- DIRECTIONS:
Print all entries word for word.

- INPUT DATA:
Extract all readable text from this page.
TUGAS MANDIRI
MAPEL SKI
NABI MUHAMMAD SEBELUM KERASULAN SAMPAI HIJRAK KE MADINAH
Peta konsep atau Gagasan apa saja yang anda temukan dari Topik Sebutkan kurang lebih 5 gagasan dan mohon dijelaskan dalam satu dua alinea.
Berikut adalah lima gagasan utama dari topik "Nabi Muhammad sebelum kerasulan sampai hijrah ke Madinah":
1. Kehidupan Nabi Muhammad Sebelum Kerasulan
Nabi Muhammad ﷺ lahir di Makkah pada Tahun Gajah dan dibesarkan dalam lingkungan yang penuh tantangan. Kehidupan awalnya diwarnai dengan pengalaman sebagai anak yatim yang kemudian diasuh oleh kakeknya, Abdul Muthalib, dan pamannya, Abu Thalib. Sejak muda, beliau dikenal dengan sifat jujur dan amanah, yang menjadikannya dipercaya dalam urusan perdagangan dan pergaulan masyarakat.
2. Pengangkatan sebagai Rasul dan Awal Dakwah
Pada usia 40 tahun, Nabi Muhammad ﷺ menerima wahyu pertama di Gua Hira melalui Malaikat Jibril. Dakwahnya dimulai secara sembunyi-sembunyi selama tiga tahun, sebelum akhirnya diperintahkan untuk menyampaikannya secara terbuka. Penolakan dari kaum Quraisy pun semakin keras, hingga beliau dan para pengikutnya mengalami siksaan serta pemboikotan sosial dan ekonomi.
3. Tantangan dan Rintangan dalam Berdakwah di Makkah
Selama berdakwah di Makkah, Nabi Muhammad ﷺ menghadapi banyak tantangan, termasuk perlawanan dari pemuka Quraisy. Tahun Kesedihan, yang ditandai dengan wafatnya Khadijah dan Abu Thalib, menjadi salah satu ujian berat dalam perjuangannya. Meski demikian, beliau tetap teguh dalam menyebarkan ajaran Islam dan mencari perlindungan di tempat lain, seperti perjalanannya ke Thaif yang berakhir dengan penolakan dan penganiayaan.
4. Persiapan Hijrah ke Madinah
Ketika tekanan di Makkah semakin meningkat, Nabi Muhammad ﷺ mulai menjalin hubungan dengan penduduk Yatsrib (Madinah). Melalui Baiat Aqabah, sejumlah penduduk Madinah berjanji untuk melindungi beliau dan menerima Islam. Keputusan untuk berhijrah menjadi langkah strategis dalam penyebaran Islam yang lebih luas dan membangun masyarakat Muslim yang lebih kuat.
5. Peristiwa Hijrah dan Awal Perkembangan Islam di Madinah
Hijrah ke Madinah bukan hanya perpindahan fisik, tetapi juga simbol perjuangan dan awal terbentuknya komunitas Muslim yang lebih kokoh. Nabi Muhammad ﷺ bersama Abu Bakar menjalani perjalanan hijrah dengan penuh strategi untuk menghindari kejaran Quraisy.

- WRITTEN SOLUTION:
Extract all readable text from this page.
TUGAS MANDIRI
MAPEL SKI
NABI MUHAMMAD SEBELUM KERASULAN SAMPAI HIJRAK KE MADINAH
Peta konsep atau Gagasan apa saja yang anda temukan dari Topik Sebutkan kurang lebih 5 gagasan dan mohon dijelaskan dalam satu dua alinea.
Berikut adalah lima gagasan utama dari topik "Nabi Muhammad sebelum kerasulan sampai hijrah ke Madinah":
1. Kehidupan Nabi Muhammad Sebelum Kerasulan
Nabi Muhammad ﷺ lahir di Makkah pada Tahun Gajah dan dibesarkan dalam lingkungan yang penuh tantangan. Kehidupan awalnya diwarnai dengan pengalaman sebagai anak yatim yang kemudian diasuh oleh kakeknya, Abdul Muthalib, dan pamannya, Abu Thalib. Sejak muda, beliau dikenal dengan sifat jujur dan amanah, yang menjadikannya dipercaya dalam urusan perdagangan dan pergaulan masyarakat.
2. Pengangkatan sebagai Rasul dan Awal Dakwah
Pada usia 40 tahun, Nabi Muhammad ﷺ menerima wahyu pertama di Gua Hira melalui Malaikat Jibril. Dakwahnya dimulai secara sembunyi-sembunyi selama tiga tahun, sebelum akhirnya diperintahkan untuk menyampaikannya secara terbuka. Penolakan dari kaum Quraisy pun semakin keras, hingga beliau dan para pengikutnya mengalami siksaan serta pemboikotan sosial dan ekonomi.
3. Tantangan dan Rintangan dalam Berdakwah di Makkah
Selama berdakwah di Makkah, Nabi Muhammad ﷺ menghadapi banyak tantangan, termasuk perlawanan dari pemuka Quraisy. Tahun Kesedihan, yang ditandai dengan wafatnya Khadijah dan Abu Thalib, menjadi salah satu ujian berat dalam perjuangannya. Meski demikian, beliau tetap teguh dalam menyebarkan ajaran Islam dan mencari perlindungan di tempat lain, seperti perjalanannya ke Thaif yang berakhir dengan penolakan dan penganiayaan.
4. Persiapan Hijrah ke Madinah
Ketika tekanan di Makkah semakin meningkat, Nabi Muhammad ﷺ mulai menjalin hubungan dengan penduduk Yatsrib (Madinah). Melalui Baiat Aqabah, sejumlah penduduk Madinah berjanji untuk melindungi beliau dan menerima Islam. Keputusan untuk berhijrah menjadi langkah strategis dalam penyebaran Islam yang lebih luas dan membangun masyarakat Muslim yang lebih kuat.
5. Peristiwa Hijrah dan Awal Perkembangan Islam di Madinah
Hijrah ke Madinah bukan hanya perpindahan fisik, tetapi juga simbol perjuangan dan awal terbentuknya komunitas Muslim yang lebih kokoh. Nabi Muhammad ﷺ bersama Abu Bakar menjalani perjalanan hijrah dengan penuh strategi untuk menghindari kejaran Quraisy.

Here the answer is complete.